BEGIN

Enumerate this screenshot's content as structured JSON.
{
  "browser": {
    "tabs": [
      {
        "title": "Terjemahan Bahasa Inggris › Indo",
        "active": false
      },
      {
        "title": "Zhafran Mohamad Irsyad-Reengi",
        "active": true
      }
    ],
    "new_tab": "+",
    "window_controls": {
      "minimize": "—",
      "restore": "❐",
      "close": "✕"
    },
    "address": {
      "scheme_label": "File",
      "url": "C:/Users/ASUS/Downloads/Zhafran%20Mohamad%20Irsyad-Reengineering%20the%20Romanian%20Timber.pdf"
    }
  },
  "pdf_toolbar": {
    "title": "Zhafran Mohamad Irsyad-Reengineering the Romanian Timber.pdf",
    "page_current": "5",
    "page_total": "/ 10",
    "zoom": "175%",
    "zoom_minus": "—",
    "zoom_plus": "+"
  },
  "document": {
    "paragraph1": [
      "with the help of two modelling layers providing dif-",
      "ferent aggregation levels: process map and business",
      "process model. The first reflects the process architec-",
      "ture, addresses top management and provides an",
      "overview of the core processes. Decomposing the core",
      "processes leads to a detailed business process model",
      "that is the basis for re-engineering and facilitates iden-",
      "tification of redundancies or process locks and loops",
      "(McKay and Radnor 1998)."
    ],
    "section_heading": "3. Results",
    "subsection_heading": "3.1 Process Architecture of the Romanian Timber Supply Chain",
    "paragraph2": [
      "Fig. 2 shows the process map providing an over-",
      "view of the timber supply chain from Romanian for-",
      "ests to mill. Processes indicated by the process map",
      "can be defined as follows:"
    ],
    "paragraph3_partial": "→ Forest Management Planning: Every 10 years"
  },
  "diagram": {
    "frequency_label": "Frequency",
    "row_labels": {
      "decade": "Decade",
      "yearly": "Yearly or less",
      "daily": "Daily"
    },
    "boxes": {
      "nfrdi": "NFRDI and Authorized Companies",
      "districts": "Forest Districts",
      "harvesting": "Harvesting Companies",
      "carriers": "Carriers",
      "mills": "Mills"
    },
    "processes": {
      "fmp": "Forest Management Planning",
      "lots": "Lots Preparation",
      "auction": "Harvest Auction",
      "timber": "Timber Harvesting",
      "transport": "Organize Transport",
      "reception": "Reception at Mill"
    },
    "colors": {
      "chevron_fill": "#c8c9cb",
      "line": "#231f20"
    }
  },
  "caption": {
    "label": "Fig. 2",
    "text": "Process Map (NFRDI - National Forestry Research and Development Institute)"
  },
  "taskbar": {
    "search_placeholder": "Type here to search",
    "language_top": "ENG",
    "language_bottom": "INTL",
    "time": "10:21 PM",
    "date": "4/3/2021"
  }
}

END

Transcribe every entry verbatim.

SOLUTION TO THE PROBLEM:
Enumerate this screenshot's content as structured JSON.
{
  "browser": {
    "tabs": [
      {
        "title": "Terjemahan Bahasa Inggris › Indo",
        "active": false
      },
      {
        "title": "Zhafran Mohamad Irsyad-Reengi",
        "active": true
      }
    ],
    "new_tab": "+",
    "window_controls": {
      "minimize": "—",
      "restore": "❐",
      "close": "✕"
    },
    "address": {
      "scheme_label": "File",
      "url": "C:/Users/ASUS/Downloads/Zhafran%20Mohamad%20Irsyad-Reengineering%20the%20Romanian%20Timber.pdf"
    }
  },
  "pdf_toolbar": {
    "title": "Zhafran Mohamad Irsyad-Reengineering the Romanian Timber.pdf",
    "page_current": "5",
    "page_total": "/ 10",
    "zoom": "175%",
    "zoom_minus": "—",
    "zoom_plus": "+"
  },
  "document": {
    "paragraph1": [
      "with the help of two modelling layers providing dif-",
      "ferent aggregation levels: process map and business",
      "process model. The first reflects the process architec-",
      "ture, addresses top management and provides an",
      "overview of the core processes. Decomposing the core",
      "processes leads to a detailed business process model",
      "that is the basis for re-engineering and facilitates iden-",
      "tification of redundancies or process locks and loops",
      "(McKay and Radnor 1998)."
    ],
    "section_heading": "3. Results",
    "subsection_heading": "3.1 Process Architecture of the Romanian Timber Supply Chain",
    "paragraph2": [
      "Fig. 2 shows the process map providing an over-",
      "view of the timber supply chain from Romanian for-",
      "ests to mill. Processes indicated by the process map",
      "can be defined as follows:"
    ],
    "paragraph3_partial": "→ Forest Management Planning: Every 10 years"
  },
  "diagram": {
    "frequency_label": "Frequency",
    "row_labels": {
      "decade": "Decade",
      "yearly": "Yearly or less",
      "daily": "Daily"
    },
    "boxes": {
      "nfrdi": "NFRDI and Authorized Companies",
      "districts": "Forest Districts",
      "harvesting": "Harvesting Companies",
      "carriers": "Carriers",
      "mills": "Mills"
    },
    "processes": {
      "fmp": "Forest Management Planning",
      "lots": "Lots Preparation",
      "auction": "Harvest Auction",
      "timber": "Timber Harvesting",
      "transport": "Organize Transport",
      "reception": "Reception at Mill"
    },
    "colors": {
      "chevron_fill": "#c8c9cb",
      "line": "#231f20"
    }
  },
  "caption": {
    "label": "Fig. 2",
    "text": "Process Map (NFRDI - National Forestry Research and Development Institute)"
  },
  "taskbar": {
    "search_placeholder": "Type here to search",
    "language_top": "ENG",
    "language_bottom": "INTL",
    "time": "10:21 PM",
    "date": "4/3/2021"
  }
}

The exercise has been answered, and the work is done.